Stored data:
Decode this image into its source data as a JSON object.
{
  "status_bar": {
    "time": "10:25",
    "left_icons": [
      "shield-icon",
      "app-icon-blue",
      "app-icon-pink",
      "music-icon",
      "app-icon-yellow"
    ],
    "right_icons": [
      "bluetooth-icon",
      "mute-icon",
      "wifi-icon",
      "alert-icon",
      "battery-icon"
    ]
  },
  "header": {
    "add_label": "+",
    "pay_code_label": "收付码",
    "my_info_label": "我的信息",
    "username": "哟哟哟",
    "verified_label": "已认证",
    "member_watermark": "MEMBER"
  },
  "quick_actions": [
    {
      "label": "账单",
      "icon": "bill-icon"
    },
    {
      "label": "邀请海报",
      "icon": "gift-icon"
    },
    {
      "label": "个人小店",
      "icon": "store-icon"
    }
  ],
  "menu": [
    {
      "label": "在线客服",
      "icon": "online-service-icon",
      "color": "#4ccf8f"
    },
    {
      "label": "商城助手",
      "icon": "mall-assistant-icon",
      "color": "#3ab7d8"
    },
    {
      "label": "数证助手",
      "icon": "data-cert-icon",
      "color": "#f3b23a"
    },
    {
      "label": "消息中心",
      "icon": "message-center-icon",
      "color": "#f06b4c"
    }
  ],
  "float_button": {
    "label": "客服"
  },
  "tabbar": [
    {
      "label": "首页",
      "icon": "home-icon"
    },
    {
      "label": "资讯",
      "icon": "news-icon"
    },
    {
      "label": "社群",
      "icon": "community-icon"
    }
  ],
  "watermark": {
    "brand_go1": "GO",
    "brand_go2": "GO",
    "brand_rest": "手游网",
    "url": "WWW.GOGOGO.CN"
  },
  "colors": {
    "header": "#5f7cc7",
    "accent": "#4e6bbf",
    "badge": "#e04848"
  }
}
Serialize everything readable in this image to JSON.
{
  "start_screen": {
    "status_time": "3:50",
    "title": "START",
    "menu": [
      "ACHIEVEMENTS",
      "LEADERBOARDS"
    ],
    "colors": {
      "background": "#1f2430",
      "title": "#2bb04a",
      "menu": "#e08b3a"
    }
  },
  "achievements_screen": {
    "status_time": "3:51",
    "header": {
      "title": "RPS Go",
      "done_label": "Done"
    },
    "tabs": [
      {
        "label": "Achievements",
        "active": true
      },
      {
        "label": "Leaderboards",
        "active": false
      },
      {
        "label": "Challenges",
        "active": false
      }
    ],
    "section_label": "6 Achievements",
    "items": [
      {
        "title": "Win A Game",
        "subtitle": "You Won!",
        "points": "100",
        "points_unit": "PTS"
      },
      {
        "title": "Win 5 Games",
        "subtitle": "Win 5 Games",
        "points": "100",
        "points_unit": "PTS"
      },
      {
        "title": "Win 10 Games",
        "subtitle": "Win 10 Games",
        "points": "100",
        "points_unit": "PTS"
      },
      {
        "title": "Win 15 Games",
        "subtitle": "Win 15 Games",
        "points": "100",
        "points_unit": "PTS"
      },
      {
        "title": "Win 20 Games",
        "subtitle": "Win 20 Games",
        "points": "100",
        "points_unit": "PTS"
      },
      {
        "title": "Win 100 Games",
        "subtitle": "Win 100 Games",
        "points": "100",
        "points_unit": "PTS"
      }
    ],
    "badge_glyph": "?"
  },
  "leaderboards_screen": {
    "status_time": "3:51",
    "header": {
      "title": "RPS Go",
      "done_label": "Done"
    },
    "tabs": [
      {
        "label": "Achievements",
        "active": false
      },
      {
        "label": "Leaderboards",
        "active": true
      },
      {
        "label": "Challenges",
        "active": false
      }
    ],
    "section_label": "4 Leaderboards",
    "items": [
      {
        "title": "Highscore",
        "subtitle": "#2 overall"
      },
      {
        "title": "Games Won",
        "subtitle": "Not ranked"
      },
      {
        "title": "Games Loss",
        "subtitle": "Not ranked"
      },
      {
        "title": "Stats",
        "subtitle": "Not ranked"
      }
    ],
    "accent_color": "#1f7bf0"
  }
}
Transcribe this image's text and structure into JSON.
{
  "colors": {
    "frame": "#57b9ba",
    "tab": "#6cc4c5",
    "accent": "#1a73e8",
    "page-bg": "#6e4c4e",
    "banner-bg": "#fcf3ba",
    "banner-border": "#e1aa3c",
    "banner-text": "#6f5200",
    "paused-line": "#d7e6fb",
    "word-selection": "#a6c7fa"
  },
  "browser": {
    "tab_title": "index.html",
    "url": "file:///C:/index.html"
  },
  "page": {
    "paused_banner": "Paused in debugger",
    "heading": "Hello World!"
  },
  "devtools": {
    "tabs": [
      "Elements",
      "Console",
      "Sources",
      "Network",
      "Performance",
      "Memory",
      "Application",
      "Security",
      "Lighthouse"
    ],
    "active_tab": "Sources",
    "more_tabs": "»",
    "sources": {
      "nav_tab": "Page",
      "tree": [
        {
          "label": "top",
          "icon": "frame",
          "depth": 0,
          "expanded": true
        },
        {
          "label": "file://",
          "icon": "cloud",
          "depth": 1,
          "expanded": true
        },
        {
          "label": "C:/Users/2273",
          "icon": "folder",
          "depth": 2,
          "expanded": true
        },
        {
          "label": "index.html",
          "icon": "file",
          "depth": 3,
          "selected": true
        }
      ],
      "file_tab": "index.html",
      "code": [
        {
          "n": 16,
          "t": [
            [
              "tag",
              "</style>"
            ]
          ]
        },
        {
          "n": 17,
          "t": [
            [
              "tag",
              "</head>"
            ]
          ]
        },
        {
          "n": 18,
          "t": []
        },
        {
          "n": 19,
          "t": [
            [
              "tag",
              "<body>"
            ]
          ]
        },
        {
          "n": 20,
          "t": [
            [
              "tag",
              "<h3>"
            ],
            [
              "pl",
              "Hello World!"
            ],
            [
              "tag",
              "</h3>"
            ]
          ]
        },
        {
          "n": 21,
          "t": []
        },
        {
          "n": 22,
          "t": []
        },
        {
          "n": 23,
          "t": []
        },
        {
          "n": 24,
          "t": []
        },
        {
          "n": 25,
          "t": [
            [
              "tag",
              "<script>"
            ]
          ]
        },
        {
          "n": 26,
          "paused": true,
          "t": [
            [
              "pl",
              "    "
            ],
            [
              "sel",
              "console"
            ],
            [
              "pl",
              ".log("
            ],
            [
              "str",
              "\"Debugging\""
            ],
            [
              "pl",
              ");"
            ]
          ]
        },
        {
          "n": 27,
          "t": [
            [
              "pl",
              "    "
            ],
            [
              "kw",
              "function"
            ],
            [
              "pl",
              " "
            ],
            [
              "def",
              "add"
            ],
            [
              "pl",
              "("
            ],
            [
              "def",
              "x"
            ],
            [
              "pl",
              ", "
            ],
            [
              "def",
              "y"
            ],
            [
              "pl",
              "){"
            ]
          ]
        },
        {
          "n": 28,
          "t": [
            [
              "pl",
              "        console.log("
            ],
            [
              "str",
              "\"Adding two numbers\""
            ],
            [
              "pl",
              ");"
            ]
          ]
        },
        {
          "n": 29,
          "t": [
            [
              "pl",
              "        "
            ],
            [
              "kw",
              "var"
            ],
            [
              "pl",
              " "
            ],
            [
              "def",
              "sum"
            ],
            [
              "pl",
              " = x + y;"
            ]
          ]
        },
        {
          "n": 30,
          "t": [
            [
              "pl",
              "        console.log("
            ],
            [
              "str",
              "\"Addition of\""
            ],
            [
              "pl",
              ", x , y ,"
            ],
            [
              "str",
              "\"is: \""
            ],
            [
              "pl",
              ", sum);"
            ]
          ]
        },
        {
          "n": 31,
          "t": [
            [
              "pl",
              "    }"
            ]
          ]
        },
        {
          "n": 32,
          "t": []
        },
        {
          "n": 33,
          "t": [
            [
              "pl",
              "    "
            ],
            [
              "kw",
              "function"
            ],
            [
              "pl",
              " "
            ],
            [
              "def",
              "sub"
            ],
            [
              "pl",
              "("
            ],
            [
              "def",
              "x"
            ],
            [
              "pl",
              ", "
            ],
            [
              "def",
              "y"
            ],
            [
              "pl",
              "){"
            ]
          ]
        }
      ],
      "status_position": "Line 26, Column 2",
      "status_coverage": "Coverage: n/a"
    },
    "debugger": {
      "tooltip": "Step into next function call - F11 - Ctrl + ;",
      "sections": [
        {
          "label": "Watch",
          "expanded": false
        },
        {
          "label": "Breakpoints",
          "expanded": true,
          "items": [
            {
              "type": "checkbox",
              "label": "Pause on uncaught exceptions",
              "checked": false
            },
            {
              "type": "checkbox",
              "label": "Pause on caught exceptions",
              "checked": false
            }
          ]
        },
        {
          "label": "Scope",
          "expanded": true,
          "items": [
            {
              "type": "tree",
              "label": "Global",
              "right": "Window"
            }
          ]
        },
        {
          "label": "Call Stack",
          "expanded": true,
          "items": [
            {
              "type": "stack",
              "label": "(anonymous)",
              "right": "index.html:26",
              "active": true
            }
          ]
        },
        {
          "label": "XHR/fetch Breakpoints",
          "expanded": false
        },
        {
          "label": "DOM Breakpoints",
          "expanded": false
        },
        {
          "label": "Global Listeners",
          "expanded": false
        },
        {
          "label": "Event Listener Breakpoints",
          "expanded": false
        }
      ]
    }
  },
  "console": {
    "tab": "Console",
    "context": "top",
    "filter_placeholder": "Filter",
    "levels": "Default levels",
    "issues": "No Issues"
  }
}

_Aim_.
Tally the lines of the data that hold the string "Games". Answer with the number and nothing more.

_Worked solution_.
12